- THE PROBLEM
Return every record below exactly as written, omitting any pictures.

───── DATA EXTRACT ─────

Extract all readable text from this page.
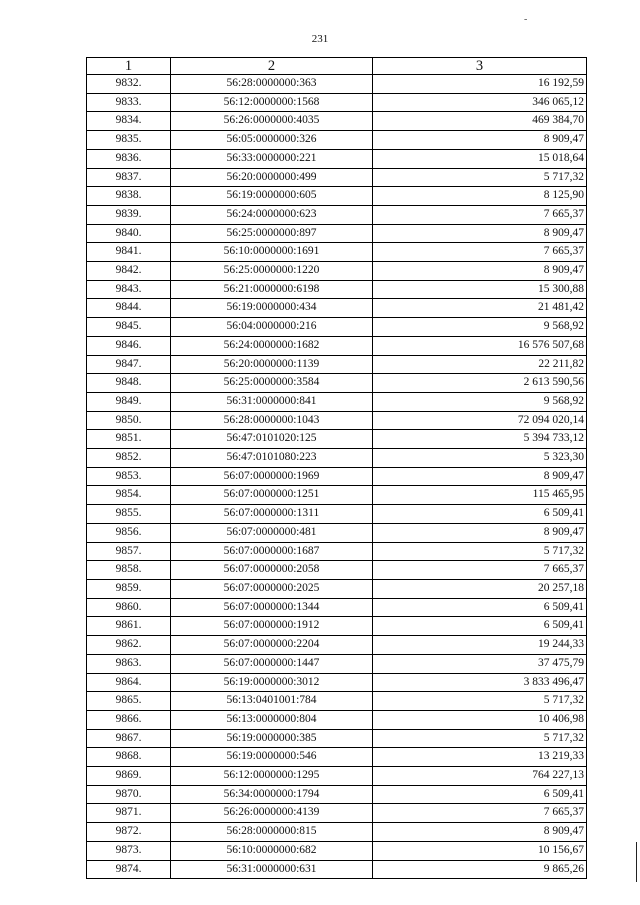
-
231
1	2	3
9832.	56:28:0000000:363	16 192,59
9833.	56:12:0000000:1568	346 065,12
9834.	56:26:0000000:4035	469 384,70
9835.	56:05:0000000:326	8 909,47
9836.	56:33:0000000:221	15 018,64
9837.	56:20:0000000:499	5 717,32
9838.	56:19:0000000:605	8 125,90
9839.	56:24:0000000:623	7 665,37
9840.	56:25:0000000:897	8 909,47
9841.	56:10:0000000:1691	7 665,37
9842.	56:25:0000000:1220	8 909,47
9843.	56:21:0000000:6198	15 300,88
9844.	56:19:0000000:434	21 481,42
9845.	56:04:0000000:216	9 568,92
9846.	56:24:0000000:1682	16 576 507,68
9847.	56:20:0000000:1139	22 211,82
9848.	56:25:0000000:3584	2 613 590,56
9849.	56:31:0000000:841	9 568,92
9850.	56:28:0000000:1043	72 094 020,14
9851.	56:47:0101020:125	5 394 733,12
9852.	56:47:0101080:223	5 323,30
9853.	56:07:0000000:1969	8 909,47
9854.	56:07:0000000:1251	115 465,95
9855.	56:07:0000000:1311	6 509,41
9856.	56:07:0000000:481	8 909,47
9857.	56:07:0000000:1687	5 717,32
9858.	56:07:0000000:2058	7 665,37
9859.	56:07:0000000:2025	20 257,18
9860.	56:07:0000000:1344	6 509,41
9861.	56:07:0000000:1912	6 509,41
9862.	56:07:0000000:2204	19 244,33
9863.	56:07:0000000:1447	37 475,79
9864.	56:19:0000000:3012	3 833 496,47
9865.	56:13:0401001:784	5 717,32
9866.	56:13:0000000:804	10 406,98
9867.	56:19:0000000:385	5 717,32
9868.	56:19:0000000:546	13 219,33
9869.	56:12:0000000:1295	764 227,13
9870.	56:34:0000000:1794	6 509,41
9871.	56:26:0000000:4139	7 665,37
9872.	56:28:0000000:815	8 909,47
9873.	56:10:0000000:682	10 156,67
9874.	56:31:0000000:631	9 865,26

─────

- CORRECT RESULT
Extract all readable text from this page.
-
231
1	2	3
9832.	56:28:0000000:363	16 192,59
9833.	56:12:0000000:1568	346 065,12
9834.	56:26:0000000:4035	469 384,70
9835.	56:05:0000000:326	8 909,47
9836.	56:33:0000000:221	15 018,64
9837.	56:20:0000000:499	5 717,32
9838.	56:19:0000000:605	8 125,90
9839.	56:24:0000000:623	7 665,37
9840.	56:25:0000000:897	8 909,47
9841.	56:10:0000000:1691	7 665,37
9842.	56:25:0000000:1220	8 909,47
9843.	56:21:0000000:6198	15 300,88
9844.	56:19:0000000:434	21 481,42
9845.	56:04:0000000:216	9 568,92
9846.	56:24:0000000:1682	16 576 507,68
9847.	56:20:0000000:1139	22 211,82
9848.	56:25:0000000:3584	2 613 590,56
9849.	56:31:0000000:841	9 568,92
9850.	56:28:0000000:1043	72 094 020,14
9851.	56:47:0101020:125	5 394 733,12
9852.	56:47:0101080:223	5 323,30
9853.	56:07:0000000:1969	8 909,47
9854.	56:07:0000000:1251	115 465,95
9855.	56:07:0000000:1311	6 509,41
9856.	56:07:0000000:481	8 909,47
9857.	56:07:0000000:1687	5 717,32
9858.	56:07:0000000:2058	7 665,37
9859.	56:07:0000000:2025	20 257,18
9860.	56:07:0000000:1344	6 509,41
9861.	56:07:0000000:1912	6 509,41
9862.	56:07:0000000:2204	19 244,33
9863.	56:07:0000000:1447	37 475,79
9864.	56:19:0000000:3012	3 833 496,47
9865.	56:13:0401001:784	5 717,32
9866.	56:13:0000000:804	10 406,98
9867.	56:19:0000000:385	5 717,32
9868.	56:19:0000000:546	13 219,33
9869.	56:12:0000000:1295	764 227,13
9870.	56:34:0000000:1794	6 509,41
9871.	56:26:0000000:4139	7 665,37
9872.	56:28:0000000:815	8 909,47
9873.	56:10:0000000:682	10 156,67
9874.	56:31:0000000:631	9 865,26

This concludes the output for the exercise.